**TO DO:** Copy the part of the rust fungus text from "Rogerpetersoniaceae Aime & McTaggart, fam." to "(0-I); II-III unknown.", word for word.

**PROVIDED PASSAGE:**
Fig. 3. — *Raveneliineae.* ML topography generated from 28S with expanded taxon sampling. The tree is mid-point rooted. Families are indicated by colour blocks; *Raveneliaceae* is not resolved. Only 26 of the estimated 45+ genera in this suborder are represented by types (indicated in bold) and type proxies (indicated by *), and poor resolution may be attributable to missing data (both locus and taxon sampling), combined with long branch lengths (Fig. S2) in this lineage. Support for nodes is provided from an approximate likelihood ratio test (≥ 0.90) and ultrafast bootstraps (≥ 95 %) as aLRT/UFBoot.

Rogerpetersoniineae Aime & McTaggart, subord. nov. MycoBank MB836604.

Type family: Rogerpetersoniaceae Aime & McTaggart, this paper.

Diagnosis: Differs from all other Pucciniales in that gametothalli are formed on Taxaceae.

Description: With the characteristics of Rogerpetersoniaceae.

Included family: Rogerpetersoniaceae.

Rogerpetersoniaceae Aime & McTaggart, fam. nov. MycoBank MB836605.

Type genus: Rogerpetersonia Aime & McTaggart, this paper.

Diagnosis: Differs from all other Pucciniales in that gametothalli are formed on Taxaceae.

Description: With the characteristics of Rogerpetersonia.

Included genus: Rogerpetersonia.

Host family: Taxaceae (0-I); II-III unknown.

Rogerpetersonia Aime & McTaggart, gen. nov. MycoBank MB836606.

Type species: Rogerpetersonia torreyae (Bonar) Aime & McTaggart, this paper.

Etymology: In honour of Roger Peterson, botanist, ecologist, mycologist and plant pathologist, who pioneered studies on Southern Hemisphere conifer rusts.

Diagnosis: Differs from all other rust fungi in forming gametothalli on Taxaceae (Torreya).

Description: With the characteristics of Rogerpetersonia torreyae.

Rogerpetersonia torreyae (Bonar) Aime & McTaggart, comb. nov. MycoBank MB836608.

Basionym: Caeoma torreyae Bonar, Mycologia 43: 62. 1951.

Description: Rogerpetersonia torreyae is described and illustrated as C. torreyae in Peterson (1974). Spermogonia are deep-seated, periphysate, otherwise similar to Group III (type 12). Aecia petersonia-like, i.e., without peridium or intercalary cells. Sporothallus unknown.

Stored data
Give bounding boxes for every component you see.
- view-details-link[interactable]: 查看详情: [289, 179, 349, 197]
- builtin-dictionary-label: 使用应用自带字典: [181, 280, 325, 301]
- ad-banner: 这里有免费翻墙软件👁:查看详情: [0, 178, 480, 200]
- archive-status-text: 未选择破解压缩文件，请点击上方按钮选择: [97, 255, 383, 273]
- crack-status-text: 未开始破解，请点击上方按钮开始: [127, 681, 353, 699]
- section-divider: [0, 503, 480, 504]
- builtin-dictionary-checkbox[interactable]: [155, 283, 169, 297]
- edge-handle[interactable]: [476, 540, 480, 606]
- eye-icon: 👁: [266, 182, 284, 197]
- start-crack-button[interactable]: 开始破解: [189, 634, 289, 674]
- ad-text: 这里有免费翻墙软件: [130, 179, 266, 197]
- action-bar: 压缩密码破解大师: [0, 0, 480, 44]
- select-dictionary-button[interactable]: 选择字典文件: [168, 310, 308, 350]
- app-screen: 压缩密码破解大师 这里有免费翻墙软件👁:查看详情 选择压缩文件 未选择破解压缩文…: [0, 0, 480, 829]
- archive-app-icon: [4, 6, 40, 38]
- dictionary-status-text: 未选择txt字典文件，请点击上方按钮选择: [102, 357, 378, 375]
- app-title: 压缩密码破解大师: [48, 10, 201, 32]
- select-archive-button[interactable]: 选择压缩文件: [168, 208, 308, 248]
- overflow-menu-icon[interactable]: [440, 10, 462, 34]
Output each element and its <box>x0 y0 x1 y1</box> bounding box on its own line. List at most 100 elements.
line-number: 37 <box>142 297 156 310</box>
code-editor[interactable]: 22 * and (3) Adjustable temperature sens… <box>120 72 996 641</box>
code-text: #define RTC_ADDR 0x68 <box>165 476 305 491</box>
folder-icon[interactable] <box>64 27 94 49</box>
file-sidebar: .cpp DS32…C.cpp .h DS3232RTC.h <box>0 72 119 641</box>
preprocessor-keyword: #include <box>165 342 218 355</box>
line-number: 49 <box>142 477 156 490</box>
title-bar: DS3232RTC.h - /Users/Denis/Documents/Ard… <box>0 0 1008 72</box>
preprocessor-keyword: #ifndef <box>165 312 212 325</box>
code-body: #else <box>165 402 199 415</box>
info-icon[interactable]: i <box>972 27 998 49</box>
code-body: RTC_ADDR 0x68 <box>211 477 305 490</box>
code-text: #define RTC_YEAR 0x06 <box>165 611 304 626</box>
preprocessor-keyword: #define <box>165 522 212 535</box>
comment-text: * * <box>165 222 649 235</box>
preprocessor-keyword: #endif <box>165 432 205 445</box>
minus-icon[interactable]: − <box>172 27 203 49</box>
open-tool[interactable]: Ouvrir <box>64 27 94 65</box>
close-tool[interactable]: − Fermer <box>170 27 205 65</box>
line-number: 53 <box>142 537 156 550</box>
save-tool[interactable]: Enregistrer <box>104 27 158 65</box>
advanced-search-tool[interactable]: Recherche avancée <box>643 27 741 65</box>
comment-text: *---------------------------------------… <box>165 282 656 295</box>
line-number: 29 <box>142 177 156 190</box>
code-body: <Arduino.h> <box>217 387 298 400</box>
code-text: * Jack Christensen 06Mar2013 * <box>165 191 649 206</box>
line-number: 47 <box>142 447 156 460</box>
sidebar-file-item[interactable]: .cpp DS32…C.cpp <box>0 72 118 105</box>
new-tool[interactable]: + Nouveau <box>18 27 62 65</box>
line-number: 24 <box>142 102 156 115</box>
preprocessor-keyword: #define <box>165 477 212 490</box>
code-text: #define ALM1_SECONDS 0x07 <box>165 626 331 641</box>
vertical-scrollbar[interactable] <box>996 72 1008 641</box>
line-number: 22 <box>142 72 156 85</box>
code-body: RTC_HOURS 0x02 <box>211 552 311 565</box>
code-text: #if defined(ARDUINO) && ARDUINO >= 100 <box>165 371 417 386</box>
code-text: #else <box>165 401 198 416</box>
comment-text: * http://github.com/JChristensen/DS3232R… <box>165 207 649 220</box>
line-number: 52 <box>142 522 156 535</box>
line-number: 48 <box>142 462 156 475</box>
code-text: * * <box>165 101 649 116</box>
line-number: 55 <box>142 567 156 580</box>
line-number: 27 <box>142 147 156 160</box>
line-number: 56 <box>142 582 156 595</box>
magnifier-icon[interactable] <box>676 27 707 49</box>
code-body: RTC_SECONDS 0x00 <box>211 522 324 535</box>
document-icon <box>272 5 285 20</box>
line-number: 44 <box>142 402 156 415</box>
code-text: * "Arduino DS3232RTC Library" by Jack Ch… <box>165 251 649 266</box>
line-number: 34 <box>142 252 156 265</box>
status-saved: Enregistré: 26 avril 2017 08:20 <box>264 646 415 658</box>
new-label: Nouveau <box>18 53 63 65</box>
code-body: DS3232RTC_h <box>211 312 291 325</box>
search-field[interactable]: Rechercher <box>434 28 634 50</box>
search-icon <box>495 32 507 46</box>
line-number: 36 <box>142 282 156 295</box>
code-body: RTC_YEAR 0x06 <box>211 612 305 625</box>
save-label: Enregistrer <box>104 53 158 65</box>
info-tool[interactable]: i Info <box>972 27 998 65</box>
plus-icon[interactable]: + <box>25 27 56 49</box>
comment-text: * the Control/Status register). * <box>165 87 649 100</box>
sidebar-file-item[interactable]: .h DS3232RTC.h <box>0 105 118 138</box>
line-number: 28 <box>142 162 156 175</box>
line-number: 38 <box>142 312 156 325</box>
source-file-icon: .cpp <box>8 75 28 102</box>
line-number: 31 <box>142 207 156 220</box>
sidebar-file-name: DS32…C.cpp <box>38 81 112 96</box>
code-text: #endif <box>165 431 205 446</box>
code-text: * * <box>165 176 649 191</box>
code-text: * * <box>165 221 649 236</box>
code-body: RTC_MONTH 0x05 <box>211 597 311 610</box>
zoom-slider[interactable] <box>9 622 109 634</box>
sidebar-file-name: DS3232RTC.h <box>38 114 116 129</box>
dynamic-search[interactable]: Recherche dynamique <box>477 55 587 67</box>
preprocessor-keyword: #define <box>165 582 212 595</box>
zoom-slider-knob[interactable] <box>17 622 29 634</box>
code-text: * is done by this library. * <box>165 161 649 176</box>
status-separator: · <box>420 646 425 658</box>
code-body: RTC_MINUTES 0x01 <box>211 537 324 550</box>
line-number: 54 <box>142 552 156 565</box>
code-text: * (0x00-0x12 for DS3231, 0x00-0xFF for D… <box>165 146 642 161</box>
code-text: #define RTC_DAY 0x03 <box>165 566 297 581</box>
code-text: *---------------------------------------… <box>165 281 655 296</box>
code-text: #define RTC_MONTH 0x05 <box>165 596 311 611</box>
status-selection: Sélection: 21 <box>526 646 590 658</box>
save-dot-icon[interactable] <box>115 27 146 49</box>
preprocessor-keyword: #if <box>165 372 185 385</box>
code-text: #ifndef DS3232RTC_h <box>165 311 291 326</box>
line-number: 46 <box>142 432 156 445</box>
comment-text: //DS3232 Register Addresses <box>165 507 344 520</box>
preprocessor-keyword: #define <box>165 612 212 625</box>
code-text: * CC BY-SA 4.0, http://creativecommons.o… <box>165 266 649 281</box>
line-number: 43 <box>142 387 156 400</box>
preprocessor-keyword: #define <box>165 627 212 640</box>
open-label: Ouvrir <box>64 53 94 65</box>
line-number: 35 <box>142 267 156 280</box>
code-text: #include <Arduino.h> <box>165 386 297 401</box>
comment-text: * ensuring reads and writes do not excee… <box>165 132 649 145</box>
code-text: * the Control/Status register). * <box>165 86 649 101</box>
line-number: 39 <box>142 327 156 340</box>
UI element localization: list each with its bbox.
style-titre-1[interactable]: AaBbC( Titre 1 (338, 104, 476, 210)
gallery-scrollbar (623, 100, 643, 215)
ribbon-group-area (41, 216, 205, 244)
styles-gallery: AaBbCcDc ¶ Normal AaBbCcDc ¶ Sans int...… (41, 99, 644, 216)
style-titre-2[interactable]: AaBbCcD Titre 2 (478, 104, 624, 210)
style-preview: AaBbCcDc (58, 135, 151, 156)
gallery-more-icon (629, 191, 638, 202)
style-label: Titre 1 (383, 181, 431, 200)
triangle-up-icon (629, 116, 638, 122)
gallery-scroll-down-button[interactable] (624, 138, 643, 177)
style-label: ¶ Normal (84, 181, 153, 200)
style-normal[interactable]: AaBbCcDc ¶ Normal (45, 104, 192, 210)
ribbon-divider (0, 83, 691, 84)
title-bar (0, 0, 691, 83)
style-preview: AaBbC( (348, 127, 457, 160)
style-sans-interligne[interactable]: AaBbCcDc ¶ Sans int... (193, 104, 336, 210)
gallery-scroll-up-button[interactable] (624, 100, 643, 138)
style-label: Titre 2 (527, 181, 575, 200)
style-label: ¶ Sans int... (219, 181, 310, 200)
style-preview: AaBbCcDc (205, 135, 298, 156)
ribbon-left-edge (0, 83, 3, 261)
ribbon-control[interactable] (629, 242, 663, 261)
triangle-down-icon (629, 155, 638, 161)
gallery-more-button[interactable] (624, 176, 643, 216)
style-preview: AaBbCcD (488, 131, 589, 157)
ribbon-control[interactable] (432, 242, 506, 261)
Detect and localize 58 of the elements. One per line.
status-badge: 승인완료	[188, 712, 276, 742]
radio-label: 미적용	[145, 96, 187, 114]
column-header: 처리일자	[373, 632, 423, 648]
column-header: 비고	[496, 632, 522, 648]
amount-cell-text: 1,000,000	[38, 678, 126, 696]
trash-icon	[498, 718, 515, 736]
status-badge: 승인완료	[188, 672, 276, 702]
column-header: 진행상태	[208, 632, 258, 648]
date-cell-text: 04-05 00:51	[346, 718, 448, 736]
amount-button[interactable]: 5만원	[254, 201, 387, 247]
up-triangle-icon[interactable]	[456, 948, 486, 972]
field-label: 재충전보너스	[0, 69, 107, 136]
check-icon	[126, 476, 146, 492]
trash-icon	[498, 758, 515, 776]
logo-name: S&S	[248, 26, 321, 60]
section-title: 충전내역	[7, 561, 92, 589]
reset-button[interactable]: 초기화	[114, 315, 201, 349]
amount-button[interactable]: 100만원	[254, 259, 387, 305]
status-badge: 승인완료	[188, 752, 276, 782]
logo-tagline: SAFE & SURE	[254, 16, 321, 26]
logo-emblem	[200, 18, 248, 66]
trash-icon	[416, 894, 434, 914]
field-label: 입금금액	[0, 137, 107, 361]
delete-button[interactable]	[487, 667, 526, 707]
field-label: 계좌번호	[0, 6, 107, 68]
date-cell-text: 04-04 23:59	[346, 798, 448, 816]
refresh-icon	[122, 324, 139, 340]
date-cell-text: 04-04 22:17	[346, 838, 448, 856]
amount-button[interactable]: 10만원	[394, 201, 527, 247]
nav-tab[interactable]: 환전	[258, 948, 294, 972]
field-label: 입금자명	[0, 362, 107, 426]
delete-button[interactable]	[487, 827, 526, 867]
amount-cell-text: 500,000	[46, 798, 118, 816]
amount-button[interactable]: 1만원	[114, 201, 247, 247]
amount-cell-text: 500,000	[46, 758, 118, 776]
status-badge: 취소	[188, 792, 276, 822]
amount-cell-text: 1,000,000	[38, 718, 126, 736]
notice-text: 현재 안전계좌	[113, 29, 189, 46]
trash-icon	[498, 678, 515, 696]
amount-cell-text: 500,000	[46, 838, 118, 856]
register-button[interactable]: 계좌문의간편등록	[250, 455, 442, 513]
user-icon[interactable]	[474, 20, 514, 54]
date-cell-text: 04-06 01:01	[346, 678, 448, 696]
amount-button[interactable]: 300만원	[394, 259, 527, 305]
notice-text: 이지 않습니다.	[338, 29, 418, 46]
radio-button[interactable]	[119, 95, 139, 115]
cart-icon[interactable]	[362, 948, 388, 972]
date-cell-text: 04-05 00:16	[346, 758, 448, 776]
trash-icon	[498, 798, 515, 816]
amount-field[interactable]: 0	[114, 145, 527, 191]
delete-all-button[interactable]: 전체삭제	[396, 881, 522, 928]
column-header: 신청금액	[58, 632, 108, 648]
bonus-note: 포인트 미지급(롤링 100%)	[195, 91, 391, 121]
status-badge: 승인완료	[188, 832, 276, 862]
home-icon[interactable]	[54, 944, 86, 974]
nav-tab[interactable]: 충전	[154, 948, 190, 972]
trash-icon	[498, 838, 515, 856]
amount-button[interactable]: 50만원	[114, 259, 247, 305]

**PROBLEM SOLUTION:**
Rogerpetersoniaceae Aime & McTaggart, fam. nov. MycoBank MB836605.

Type genus: Rogerpetersonia Aime & McTaggart, this paper.

Diagnosis: Differs from all other Pucciniales in that gametothalli are formed on Taxaceae.

Description: With the characteristics of Rogerpetersonia.

Included genus: Rogerpetersonia.

Host family: Taxaceae (0-I); II-III unknown.